THE REQUEST:
Show all lines holding the string "JSON".

RECORDS PROVIDED:

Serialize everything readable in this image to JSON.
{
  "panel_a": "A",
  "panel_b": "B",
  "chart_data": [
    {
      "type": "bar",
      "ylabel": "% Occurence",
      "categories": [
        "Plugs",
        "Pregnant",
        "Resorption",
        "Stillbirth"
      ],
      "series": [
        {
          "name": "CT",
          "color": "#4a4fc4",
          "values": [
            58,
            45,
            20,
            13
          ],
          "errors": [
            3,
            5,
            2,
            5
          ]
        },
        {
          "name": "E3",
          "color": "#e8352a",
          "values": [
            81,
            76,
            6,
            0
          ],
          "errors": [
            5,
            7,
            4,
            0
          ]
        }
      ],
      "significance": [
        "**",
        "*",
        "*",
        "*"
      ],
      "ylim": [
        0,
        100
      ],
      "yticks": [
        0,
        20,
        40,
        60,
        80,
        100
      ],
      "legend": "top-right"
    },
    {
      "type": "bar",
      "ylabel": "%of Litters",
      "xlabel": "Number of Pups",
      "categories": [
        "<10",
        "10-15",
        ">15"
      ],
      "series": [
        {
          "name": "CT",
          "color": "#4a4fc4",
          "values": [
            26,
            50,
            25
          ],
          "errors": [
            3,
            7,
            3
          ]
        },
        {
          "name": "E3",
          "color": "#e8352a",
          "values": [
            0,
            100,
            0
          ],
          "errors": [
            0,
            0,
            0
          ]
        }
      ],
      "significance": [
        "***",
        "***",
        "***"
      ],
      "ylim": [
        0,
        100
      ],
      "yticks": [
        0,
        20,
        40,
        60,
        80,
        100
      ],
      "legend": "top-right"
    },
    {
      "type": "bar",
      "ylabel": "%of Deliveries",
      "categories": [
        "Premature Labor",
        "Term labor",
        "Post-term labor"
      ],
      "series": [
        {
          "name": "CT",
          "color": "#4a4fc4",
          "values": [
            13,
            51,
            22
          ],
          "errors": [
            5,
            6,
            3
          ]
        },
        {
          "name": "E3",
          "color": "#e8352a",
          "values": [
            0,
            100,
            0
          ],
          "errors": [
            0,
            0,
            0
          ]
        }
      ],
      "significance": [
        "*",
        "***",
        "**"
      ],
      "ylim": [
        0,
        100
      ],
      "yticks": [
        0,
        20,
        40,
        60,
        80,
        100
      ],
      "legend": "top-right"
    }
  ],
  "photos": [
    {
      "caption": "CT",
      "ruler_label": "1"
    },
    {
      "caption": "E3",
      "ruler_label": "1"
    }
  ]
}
--
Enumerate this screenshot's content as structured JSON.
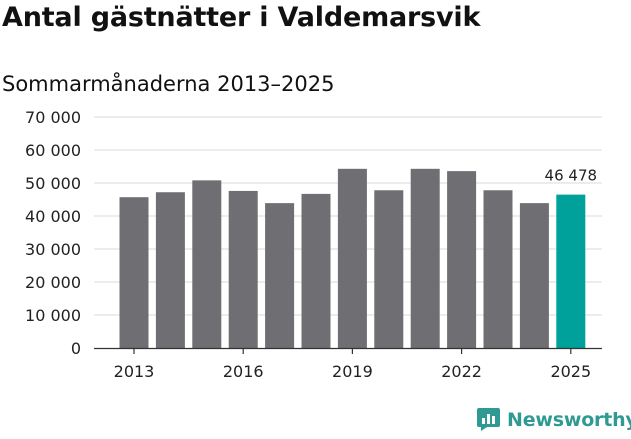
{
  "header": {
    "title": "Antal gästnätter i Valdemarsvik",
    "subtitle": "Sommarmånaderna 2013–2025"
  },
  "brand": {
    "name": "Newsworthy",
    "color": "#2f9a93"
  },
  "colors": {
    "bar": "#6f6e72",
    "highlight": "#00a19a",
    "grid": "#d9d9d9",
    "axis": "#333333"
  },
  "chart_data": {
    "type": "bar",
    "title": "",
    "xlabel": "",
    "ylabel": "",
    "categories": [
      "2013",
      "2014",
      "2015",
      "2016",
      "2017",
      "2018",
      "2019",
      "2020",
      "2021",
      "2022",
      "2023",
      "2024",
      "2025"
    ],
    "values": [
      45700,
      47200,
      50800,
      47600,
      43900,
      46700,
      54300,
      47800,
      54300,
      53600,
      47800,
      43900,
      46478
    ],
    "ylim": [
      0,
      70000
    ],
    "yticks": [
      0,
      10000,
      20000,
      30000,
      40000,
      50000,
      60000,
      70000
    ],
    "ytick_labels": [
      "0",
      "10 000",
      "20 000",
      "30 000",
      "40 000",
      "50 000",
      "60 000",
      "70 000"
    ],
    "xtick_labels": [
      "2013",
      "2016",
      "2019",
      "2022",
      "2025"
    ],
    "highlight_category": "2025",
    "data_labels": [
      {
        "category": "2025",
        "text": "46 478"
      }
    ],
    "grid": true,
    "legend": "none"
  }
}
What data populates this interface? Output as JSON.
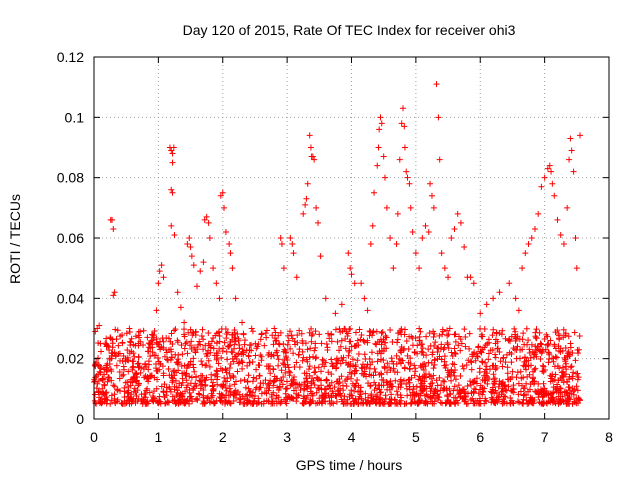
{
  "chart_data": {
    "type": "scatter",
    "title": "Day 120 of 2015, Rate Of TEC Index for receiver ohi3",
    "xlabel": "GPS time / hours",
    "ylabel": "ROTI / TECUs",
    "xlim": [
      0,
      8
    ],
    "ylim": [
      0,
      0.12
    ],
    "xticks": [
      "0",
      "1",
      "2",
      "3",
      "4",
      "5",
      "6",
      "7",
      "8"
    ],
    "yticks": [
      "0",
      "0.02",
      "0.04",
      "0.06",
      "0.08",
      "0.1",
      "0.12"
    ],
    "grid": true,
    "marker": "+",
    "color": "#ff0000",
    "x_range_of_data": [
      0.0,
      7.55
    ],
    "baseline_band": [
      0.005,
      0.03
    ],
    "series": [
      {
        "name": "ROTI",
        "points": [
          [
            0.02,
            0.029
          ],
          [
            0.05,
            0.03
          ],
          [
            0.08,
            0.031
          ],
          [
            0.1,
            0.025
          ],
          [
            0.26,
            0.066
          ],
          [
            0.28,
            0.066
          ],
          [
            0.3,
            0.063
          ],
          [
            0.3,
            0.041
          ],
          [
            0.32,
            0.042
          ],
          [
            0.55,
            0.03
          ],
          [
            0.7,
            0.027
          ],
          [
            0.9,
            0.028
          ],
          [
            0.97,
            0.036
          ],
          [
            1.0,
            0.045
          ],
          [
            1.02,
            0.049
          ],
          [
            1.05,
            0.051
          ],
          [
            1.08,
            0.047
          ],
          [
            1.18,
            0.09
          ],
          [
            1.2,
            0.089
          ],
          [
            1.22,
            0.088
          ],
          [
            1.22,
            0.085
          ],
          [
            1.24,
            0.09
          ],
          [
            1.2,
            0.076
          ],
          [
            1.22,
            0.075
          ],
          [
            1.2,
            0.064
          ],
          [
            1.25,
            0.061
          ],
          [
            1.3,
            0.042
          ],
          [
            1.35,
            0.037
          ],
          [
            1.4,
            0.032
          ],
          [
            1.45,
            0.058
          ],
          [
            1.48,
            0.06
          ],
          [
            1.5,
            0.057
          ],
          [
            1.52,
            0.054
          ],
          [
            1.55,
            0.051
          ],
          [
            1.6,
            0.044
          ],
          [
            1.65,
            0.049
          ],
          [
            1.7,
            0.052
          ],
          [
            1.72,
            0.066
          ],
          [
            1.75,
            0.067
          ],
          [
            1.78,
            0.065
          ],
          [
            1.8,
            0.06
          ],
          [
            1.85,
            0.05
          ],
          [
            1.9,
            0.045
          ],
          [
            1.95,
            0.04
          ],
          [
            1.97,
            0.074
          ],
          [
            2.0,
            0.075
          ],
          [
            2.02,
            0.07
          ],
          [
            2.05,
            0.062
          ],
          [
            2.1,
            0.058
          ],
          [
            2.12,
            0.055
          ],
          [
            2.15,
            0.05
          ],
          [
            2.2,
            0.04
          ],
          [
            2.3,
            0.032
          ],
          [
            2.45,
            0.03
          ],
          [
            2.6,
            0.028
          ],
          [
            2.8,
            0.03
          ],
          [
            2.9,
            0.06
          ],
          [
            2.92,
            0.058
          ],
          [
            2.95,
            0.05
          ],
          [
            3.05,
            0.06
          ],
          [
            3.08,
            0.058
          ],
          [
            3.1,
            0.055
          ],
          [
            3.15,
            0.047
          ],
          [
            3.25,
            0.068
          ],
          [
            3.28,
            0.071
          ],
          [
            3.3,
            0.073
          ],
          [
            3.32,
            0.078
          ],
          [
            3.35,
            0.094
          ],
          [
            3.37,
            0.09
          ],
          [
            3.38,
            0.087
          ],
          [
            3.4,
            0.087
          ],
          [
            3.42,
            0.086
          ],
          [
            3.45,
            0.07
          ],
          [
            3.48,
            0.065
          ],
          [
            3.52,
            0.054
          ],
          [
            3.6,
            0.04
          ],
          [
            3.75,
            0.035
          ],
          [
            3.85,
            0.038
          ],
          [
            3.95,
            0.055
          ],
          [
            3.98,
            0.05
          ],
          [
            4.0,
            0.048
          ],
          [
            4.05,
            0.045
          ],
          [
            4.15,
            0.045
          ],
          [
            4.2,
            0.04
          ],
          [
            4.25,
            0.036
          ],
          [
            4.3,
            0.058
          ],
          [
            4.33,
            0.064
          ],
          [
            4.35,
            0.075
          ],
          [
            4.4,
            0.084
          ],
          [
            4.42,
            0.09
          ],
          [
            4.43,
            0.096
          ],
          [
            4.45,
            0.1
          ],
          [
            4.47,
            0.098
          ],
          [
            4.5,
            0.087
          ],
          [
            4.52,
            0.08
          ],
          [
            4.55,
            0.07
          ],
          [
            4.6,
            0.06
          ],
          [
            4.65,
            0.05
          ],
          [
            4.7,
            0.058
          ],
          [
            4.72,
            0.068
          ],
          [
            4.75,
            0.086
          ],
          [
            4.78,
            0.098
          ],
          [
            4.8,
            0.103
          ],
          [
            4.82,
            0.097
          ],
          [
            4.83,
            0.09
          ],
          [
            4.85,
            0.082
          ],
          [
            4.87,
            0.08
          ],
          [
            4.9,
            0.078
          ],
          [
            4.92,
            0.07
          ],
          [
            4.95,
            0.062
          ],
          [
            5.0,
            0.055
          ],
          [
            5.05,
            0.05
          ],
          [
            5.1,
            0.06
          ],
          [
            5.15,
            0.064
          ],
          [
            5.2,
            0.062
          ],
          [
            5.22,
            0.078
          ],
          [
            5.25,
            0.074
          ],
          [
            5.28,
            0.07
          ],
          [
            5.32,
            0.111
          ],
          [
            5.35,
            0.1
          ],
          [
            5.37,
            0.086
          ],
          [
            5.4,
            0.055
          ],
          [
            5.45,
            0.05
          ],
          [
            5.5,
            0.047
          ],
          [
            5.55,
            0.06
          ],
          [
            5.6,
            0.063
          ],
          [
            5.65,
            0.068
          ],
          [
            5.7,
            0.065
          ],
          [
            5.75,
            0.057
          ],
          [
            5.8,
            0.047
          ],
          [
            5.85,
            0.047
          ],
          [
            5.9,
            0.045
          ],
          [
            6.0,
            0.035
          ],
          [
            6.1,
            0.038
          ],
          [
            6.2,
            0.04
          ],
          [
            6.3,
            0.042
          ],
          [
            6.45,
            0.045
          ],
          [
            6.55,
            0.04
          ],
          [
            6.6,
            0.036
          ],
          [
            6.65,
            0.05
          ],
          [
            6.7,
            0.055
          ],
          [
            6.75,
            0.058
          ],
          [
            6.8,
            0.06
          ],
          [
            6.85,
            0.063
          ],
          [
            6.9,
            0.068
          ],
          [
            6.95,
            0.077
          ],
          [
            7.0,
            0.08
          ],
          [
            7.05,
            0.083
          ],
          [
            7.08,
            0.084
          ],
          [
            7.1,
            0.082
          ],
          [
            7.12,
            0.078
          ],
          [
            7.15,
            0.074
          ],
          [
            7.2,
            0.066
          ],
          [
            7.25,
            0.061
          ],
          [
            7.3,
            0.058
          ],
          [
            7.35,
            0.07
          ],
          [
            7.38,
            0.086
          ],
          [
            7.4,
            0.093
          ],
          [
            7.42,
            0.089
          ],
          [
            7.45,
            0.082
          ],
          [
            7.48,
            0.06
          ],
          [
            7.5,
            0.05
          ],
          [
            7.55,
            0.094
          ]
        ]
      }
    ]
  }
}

CORRECT ANSWER:
Serialize everything readable in this image to JSON.
Enumerate this screenshot's content as structured JSON.
What data populates this interface? Output as JSON.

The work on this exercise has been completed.